§ What is required
Go through the entries and say how many lines contain the string "screenshot". The number is the whole answer.

§ Entries provided

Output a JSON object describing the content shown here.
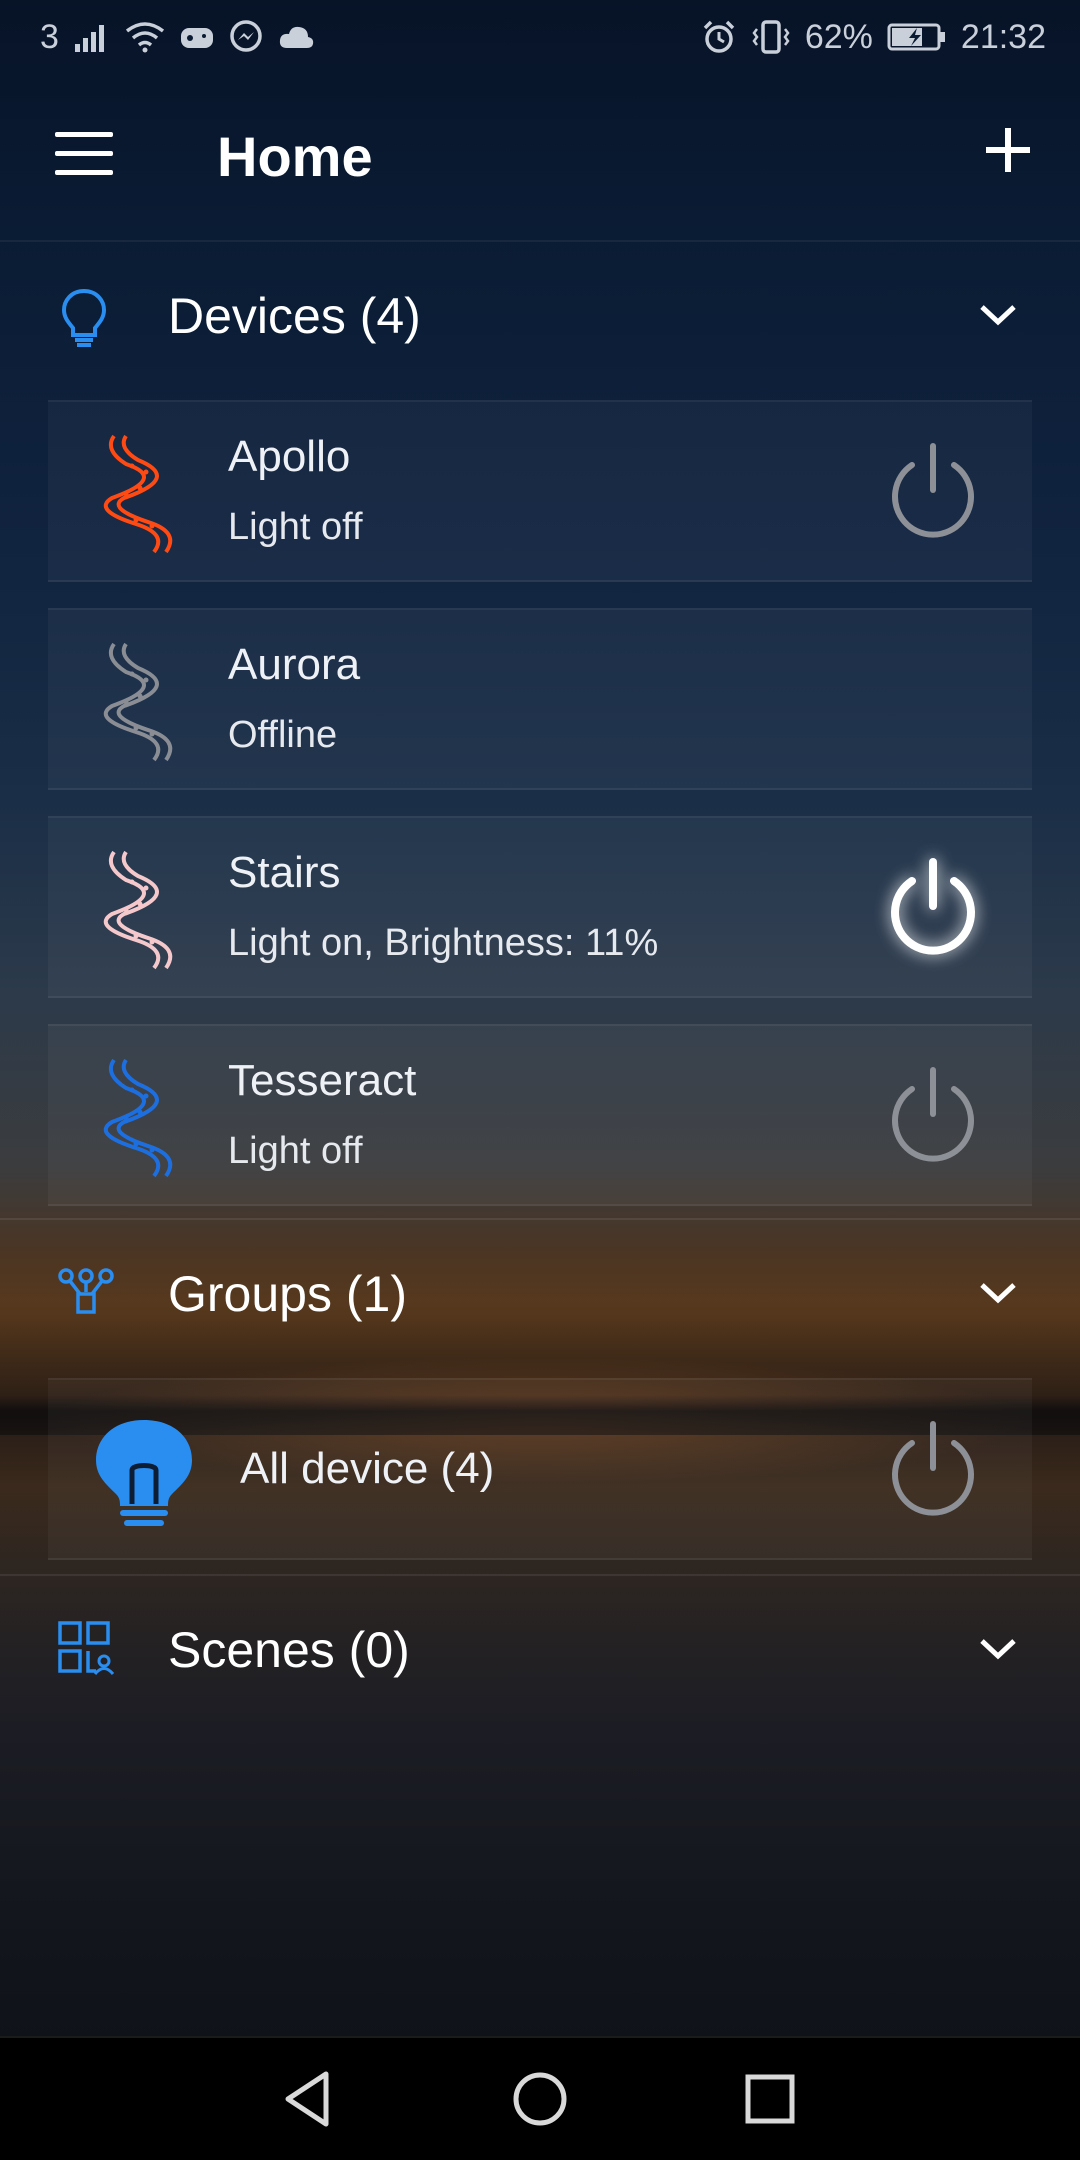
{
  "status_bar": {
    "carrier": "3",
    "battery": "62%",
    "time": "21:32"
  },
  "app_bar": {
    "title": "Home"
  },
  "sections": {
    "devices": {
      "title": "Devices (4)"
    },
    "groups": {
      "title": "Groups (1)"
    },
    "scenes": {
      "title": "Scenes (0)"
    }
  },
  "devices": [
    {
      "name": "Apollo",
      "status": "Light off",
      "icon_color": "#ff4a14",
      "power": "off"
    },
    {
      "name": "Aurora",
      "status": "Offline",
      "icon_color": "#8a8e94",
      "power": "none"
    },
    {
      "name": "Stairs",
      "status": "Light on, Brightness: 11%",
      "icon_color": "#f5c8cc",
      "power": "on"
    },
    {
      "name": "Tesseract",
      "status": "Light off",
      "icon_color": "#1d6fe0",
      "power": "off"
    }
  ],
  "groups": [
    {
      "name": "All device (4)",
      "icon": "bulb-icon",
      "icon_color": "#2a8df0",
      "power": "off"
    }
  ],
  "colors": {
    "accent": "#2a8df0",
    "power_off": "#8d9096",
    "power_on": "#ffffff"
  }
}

==

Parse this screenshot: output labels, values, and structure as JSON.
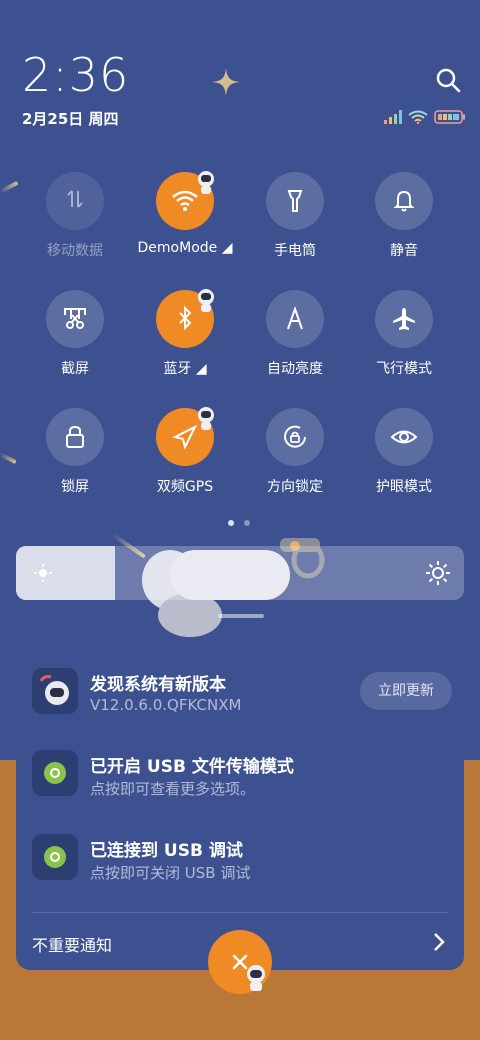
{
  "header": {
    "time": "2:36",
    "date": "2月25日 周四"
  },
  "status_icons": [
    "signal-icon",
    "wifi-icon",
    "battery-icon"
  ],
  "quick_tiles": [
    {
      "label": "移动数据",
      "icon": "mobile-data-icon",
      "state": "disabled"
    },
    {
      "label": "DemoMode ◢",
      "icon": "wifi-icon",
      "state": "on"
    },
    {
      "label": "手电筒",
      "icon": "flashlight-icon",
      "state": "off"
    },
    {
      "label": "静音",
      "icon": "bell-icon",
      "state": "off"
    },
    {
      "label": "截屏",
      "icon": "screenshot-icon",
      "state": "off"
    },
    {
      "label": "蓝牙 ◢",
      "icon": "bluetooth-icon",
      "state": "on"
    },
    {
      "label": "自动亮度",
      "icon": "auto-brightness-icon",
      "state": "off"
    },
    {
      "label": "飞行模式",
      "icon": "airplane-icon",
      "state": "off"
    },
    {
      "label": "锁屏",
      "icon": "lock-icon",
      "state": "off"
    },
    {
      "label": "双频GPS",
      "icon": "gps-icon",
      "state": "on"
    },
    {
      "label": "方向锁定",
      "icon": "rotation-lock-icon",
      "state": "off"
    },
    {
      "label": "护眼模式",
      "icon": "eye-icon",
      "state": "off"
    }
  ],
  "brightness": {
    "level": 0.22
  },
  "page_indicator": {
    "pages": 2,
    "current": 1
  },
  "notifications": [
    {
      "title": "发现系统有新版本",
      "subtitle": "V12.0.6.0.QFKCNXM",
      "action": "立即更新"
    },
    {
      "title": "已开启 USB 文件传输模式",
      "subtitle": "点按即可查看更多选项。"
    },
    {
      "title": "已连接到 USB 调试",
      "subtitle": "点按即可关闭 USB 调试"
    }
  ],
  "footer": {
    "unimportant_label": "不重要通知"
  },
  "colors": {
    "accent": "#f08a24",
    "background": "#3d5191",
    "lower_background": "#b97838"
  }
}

§ Response to the task
2